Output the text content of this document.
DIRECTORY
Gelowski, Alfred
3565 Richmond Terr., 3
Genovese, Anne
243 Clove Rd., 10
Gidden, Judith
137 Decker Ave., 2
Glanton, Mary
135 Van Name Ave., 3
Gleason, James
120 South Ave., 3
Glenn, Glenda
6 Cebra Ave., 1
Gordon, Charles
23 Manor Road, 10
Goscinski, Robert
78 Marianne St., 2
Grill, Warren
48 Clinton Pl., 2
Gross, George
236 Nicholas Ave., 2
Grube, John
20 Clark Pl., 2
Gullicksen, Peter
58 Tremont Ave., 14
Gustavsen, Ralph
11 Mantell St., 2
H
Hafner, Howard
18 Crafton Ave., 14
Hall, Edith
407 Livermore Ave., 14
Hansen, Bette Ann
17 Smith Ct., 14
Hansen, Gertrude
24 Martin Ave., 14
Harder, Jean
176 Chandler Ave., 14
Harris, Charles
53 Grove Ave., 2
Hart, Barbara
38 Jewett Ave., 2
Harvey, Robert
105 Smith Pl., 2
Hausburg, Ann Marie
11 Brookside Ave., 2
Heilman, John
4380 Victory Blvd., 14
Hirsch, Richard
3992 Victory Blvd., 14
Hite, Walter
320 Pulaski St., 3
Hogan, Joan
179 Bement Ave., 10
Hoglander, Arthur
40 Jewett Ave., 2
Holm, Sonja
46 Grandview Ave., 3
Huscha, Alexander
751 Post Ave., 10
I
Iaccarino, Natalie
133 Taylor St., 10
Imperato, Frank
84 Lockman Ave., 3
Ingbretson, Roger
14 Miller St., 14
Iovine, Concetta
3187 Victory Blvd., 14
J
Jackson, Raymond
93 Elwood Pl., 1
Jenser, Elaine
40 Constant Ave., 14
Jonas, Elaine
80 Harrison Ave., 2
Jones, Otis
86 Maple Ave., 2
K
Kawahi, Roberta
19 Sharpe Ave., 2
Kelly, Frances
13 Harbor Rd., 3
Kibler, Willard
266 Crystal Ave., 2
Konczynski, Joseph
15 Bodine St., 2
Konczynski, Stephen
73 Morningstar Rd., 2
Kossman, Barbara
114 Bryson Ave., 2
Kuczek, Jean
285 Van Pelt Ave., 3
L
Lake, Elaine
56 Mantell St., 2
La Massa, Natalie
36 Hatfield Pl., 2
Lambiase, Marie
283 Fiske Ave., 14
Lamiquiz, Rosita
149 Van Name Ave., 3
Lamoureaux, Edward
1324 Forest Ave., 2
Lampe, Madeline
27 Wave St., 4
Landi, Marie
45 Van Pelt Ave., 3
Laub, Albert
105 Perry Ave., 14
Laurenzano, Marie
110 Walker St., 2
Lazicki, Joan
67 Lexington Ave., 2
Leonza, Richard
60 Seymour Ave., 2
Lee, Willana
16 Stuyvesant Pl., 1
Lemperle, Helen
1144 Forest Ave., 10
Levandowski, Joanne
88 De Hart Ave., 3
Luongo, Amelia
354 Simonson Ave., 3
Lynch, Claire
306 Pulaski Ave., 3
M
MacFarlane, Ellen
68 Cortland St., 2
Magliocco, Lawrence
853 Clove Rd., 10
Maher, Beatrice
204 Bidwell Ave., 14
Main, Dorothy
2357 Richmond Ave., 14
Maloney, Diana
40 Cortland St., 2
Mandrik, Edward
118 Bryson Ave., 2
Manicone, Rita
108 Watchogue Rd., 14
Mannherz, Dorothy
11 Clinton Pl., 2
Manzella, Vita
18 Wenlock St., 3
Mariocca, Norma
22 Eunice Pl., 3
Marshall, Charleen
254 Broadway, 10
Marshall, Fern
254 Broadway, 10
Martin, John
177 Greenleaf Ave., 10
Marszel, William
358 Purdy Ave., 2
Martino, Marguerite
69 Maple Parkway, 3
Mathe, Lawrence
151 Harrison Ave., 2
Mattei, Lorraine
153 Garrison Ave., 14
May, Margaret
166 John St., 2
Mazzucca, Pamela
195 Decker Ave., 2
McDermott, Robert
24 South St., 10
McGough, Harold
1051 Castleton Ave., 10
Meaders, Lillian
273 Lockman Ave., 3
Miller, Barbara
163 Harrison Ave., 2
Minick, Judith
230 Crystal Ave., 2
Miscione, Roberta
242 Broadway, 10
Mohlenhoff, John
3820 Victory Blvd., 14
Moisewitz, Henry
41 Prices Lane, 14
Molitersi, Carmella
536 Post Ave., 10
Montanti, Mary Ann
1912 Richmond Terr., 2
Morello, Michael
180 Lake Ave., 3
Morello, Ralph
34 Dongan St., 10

> _TASK STATEMENT_: Spot every line that holds "Victory" and copy it.

> _FULL SOLUTION_:
4380 Victory Blvd., 14
3992 Victory Blvd., 14
3187 Victory Blvd., 14
3820 Victory Blvd., 14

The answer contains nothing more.